WHAT IS AN ATTESTATION ENGAGEMENT?
The attestation examination must be performed by a CPA. If the FFIEC proposal becomes effective by yearend, as expected, this alternative will eventually succeed the director's exam. Institutions that still want to engage third parties to perform agreed-upon procedures still can, although there would be little value added in doing so except to meet state regulatory requirements.

For the CPA, the objective of an attestation engagement is to probe management's assertion that internal controls over matters reported on specific schedules, and on the preparation of these schedules themselves, are effective. The proposal explicitly covers the regulatory reporting schedules for loans and lease financing receivables; past-due and nonaccrual loans; leases and other assets; allowances for credit losses; and securities. These schedules are included in the regulatory report that banking institutions file quarterly with the relevant banking agencies. The proposal also holds management and the board of directors responsible for identifying other areas of risk particular to their financial institution. The attestation examination should involve these as well. One example of the kinds of things management should point out: off-balance-sheet items.

Exhibit 3: Ways to Reduce the Costs of
an Attestation Engagement
  • Plan thoroughly, with CPA firm partner and bank manager participation.
  • Document processes where information changes
    form, not paper flow.
  • Test only the most important controls.
  • Plan testing strategy to avoid overauditing.

Of course, not every bank has formally asserted that it has effective internal controls on the matters covered by the specified call schedules, but it implicitly does so to the regulatory agencies each time it files its quarterly reports. At least for now, the proposal will require financial institutions opting for the attestation examination to prepare such a document formally. However, the Auditing Standards Board

recently approved amendments to SSAE nos. 1, 2, and 3 to allow, and in some cases require, an opinion on the substance of the effectiveness of controls, rather than managements assertion, effective June 30, 1999.

In the attestation document, management should identify known internal control deficiencies. If the examination supports an assertion that notes any deficiencies, the attestation report would include the identified deficiency as an explanatory paragraph but would not be qualified otherwise, although that will change after June 30. After that date, CPAs will have to qualify their opinion whenever the controls are deficient, whether or not management has acknowledged the deficiency. Discovery of any deficiency not identified in management's assertion would mandate a qualified opinion.

With management's assertion about the effectiveness of controls in hand, the CPA firm then sets out to test its fairness. The following procedures were developed in the course of the pilot project mentioned in the case study. To maximize effectiveness and efficiency, practitioners performing attestation examinations should consider adopting them.

A FIVE-STEP PRESCRIPTION FOR TESTING INTERNAL CONTROLS

1. Identify and document the accounting processes. Accounting processes are the intermediate procedures that change what form accounting information takes, through records in the general ledger and, ultimately, financial statements and call report schedules.

The call report schedules specified in the proposed policy statement concern two transaction cycles: loans and investments. Therefore, the accounting processes for the loan cycle and the investment cycle should be understood and documented.

::::::::::

Problems to solve:
• A. In the passage on attestation engagements, which two transaction cycles do the specified call report schedules concern?
• B. Continue the passage on attestation engagements, picking up after its final sentence.

Data provided:
::::::::::

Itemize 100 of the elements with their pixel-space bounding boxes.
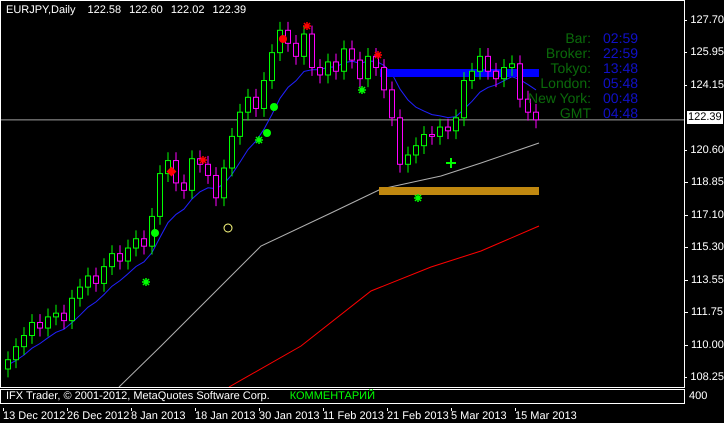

::::::::::

Per-task answers:
• A. Loans and investments.

• B.
There are several ways to document these processes, flowcharts, descriptive narratives and questionnaires. Flowcharts and narratives are more effective than questionnaires as they offer more flexibility and can be tailored to each engagement.

The critical points in an accounting system are where financial information changes form, such as when a transaction is entered into a computer. Attestation examiners should follow the information pathway, noting where transaction information is captured, processed and assembled. Controls are needed at each of the critical points to ensure that all the relevant economic events are captured and that processes modifying financial information do not introduce errors.

CPAs should differentiate control procedures from transaction processing procedures. The latter are the transactions that flow through the accounting system to the financial statements, whereas control procedures help managers prevent, detect and correct errors that might occur during the processing and recording of transactions. Information processing can generate errors; controls cannot. For example, the recording of a loan is not a control. However, a procedure that prevents a loan disbursement before the loan is approved is a control.

Identifying and documenting the accounting processes is the most time-consuming step in the attestation examination. CPAs shouldn't take shortcuts here. Senior CPAs should be thoroughly involved at this stage; experience is the essential guide to choosing which internal controls to test and how to test them.

Exhibit 4: Codes for Regulatory Report Schedules
Covered by Attestation Examinations
Area
Reports of Condition
and Income Schedules 1
Thrift Financial
Report Schedules 2
Loans and lease
financing receivables
RC-C, Part 1
SC, CF
Past-due and nonaccrual
loans, leases and other assets
RC-N
PD
Allowance for credit losses
RI-B
SC, VA
Securities
RC-B
SC, SI, CF
Trading assets and liabilities 3
RC-D
SO, SI
Off-balance-sheet items 3
RC-L
SI, CMR


1 Forms filed by institutions regulated by the FDIC, the OCC, and the FRB, primarily banks and bank holding companies.
2 Forms filed by institutions regulated by the OTS, primarily thrifts.
3 Encouraged when the board determines that the financial reporting risk of these areas is material to the institution.

Source: FFIEC's policy proposal statement.



The extent of testing will depend on whether the controls are documented; auditors can't do much testing of undocumented controls. In fact, the attestation engagements may help some banks improve their controls simply by requiring them to document at least some of their control procedures. In most cases, there will be more controls in the lending and investing cycles than it is necessary to document. For efficiency, CPAs shouldn't bother to document any controls that won't be tested. These decisions require considerable judgment, which is why experience is especially important at this stage of the examination.

2. Design a testing strategy. The extent and types of tests depend on the characteristics of the controls to be tested. Again, this requires the examiner to exercise discrimination based on expertise.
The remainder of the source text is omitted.